### Task directions
Filter the data below for the string "Internal" and copy each matching line.

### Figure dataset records
================

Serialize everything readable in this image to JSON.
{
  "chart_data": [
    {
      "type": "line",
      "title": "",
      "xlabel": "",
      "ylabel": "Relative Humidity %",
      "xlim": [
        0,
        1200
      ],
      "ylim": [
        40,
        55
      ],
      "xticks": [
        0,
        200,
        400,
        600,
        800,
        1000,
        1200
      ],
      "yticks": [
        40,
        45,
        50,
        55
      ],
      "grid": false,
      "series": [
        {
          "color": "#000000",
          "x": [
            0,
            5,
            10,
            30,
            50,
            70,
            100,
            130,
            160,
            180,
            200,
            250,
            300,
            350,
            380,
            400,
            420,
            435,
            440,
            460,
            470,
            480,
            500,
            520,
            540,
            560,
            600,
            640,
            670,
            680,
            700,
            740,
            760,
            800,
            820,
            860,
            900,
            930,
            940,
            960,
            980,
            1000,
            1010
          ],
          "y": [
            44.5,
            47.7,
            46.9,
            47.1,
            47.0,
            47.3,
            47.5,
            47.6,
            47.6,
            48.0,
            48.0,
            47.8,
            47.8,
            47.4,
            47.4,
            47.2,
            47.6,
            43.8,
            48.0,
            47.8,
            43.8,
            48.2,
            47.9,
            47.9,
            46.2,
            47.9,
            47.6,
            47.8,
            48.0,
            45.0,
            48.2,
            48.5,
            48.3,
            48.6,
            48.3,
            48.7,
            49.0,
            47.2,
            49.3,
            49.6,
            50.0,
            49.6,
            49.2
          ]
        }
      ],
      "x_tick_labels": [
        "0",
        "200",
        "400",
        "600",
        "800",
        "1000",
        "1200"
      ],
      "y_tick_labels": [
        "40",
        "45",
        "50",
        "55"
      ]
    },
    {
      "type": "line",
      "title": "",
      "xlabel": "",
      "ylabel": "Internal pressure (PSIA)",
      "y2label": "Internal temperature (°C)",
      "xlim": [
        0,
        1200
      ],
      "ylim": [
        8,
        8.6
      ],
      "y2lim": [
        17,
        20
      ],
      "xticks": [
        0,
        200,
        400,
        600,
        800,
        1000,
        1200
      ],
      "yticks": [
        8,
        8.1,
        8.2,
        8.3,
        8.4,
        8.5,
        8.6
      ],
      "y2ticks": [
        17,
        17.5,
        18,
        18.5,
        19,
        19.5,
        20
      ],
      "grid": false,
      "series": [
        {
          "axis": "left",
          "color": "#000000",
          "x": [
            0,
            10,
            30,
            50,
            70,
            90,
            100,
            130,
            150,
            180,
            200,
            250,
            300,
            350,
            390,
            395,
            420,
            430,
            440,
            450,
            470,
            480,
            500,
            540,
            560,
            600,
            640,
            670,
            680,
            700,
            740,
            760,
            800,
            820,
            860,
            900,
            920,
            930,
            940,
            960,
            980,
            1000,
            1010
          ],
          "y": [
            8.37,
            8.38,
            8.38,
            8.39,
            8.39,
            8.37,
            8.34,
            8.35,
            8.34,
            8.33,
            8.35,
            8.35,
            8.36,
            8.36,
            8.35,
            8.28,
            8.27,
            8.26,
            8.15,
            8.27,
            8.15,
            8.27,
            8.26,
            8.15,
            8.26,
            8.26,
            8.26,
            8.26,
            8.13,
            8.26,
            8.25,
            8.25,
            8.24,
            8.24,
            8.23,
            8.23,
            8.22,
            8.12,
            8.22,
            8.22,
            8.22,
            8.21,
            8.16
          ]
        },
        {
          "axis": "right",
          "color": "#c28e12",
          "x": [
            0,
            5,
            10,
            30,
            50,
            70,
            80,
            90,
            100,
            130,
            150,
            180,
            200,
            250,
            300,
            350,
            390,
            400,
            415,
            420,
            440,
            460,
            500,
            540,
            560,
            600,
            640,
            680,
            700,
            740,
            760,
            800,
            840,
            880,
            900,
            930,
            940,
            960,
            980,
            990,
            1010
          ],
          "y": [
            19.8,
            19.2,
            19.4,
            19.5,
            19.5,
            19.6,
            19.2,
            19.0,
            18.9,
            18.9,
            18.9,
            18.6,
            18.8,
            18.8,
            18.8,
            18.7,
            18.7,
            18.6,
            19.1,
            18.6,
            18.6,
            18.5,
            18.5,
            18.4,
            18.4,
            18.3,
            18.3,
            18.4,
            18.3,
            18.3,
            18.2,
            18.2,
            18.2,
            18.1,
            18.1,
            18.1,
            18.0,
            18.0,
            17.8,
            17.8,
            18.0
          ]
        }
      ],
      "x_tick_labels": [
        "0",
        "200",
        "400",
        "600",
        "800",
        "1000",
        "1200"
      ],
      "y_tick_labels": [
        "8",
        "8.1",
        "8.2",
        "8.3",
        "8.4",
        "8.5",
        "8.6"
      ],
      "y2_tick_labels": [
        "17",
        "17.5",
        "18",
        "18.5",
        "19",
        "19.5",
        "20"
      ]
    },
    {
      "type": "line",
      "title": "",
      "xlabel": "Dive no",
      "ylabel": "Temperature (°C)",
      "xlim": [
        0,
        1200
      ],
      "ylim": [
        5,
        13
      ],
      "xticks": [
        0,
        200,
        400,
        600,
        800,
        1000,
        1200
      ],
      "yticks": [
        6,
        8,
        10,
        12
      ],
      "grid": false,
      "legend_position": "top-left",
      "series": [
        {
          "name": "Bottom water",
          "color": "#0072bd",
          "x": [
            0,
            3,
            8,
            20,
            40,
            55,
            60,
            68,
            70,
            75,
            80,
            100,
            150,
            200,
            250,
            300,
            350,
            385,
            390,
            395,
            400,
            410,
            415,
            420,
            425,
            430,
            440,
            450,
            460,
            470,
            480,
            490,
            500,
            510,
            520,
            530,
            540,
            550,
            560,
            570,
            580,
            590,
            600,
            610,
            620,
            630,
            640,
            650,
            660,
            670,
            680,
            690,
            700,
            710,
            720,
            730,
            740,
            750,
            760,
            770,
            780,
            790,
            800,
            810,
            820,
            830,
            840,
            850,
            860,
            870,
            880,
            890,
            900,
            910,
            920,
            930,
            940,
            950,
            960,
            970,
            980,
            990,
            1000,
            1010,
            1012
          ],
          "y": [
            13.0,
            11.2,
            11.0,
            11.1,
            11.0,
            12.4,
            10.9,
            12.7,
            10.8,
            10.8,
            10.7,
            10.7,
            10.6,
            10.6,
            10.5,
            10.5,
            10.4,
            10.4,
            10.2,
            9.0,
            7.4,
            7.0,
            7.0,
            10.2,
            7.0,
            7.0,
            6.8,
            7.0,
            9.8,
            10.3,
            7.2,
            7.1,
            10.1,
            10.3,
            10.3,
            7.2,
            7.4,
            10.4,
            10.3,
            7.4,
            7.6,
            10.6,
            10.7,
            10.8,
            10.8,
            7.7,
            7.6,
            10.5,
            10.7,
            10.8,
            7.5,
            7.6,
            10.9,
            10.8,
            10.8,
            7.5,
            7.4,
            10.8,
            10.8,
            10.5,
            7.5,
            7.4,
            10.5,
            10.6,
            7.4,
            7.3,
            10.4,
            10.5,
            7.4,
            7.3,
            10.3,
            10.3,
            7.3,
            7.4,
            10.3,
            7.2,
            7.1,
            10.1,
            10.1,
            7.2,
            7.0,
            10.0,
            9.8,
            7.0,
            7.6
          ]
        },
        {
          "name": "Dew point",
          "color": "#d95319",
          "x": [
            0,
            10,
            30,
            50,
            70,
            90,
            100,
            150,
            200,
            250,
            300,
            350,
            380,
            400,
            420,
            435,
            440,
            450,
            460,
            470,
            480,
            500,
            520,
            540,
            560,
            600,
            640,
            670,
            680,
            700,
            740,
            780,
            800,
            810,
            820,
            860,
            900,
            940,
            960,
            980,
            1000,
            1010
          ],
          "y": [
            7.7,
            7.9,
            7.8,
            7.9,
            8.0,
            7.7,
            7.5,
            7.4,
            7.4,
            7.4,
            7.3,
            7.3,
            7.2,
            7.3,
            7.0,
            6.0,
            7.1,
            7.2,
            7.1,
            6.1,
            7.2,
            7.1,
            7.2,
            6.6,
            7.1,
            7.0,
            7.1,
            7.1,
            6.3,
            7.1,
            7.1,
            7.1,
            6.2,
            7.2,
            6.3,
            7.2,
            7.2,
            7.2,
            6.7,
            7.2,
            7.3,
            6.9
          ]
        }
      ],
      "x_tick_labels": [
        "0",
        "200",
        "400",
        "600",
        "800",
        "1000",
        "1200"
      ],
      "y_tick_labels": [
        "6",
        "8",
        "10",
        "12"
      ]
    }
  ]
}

================

### Reply to the exercise
      "ylabel": "Internal pressure (PSIA)",
      "y2label": "Internal temperature (°C)",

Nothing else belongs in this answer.